— START TEXT SECTION —

How do you find "Leads" to Your Quest?

by Stephen Johnston
(Franklin, Ky, USA)

I've been enthralled with archeology since I was a wee lad, I know of the extensive research that must go into your work. But, there must be a certain amount of information passed from mouth to mouth. Do you receive leads in this manner?

Stan's response: OK Stephen, you are the first to force me to reveal one of my greatest secrets for success when it comes to discovering new, important sites. I said I would be open and honest in this Forum, so here it goes...

When I use the word "sites", this applies to gold, treasure, lost cities and all other mysterious or "unknown phenomena" sites.

In more than 90% of my success stories, including my greatest alluvial gold discovery of all, there is one common thread present. I made each of these discoveries by talking to a local person who knew something.

For example, the world credits Hiram Bingham with discovering Macchu Picchu. "Hogwash", I say. He didn't discover it. The local natives showed it to him. You see my point?

— END TEXT SECTION —
— START DATA EXTRACT —

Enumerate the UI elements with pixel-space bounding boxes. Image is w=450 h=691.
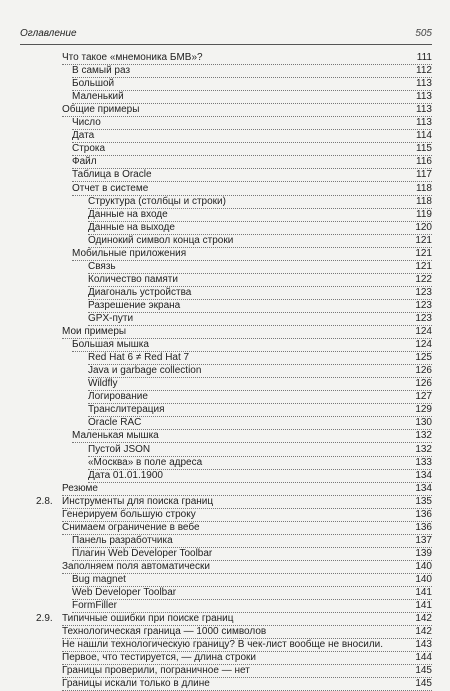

— END DATA EXTRACT —

◆ WHAT TO PRODUCE: Continue the forum reply above about how local people lead to discoveries, picking up right after its last sentence.

◆ OUTPUT FOR THIS TASK:
I have a file cabinet full of projects that I will never get to in this lifetime. All of these projects came about as a result of what someone shared with me in the field. These are mostly from local natives in remote outposts. These stories will never appear in any book or on the internet. How did I collect all of these stories and projects? There are 2 ways and reasons...

1) I have always learned the local language where I have explored (primarily Portuguese and Spanish),

2) I have always been excited to strap on a backpack and put on my rubber jungle boots. You wouldn't believe some of the physical hardships I have suffered. But in almost every case, I returned home with even more new projects than I started off with.

Yes Stephen, "mouth to mouth" information has been my greatest tool for decades!

Comments for How do you find "Leads" to Your Quest?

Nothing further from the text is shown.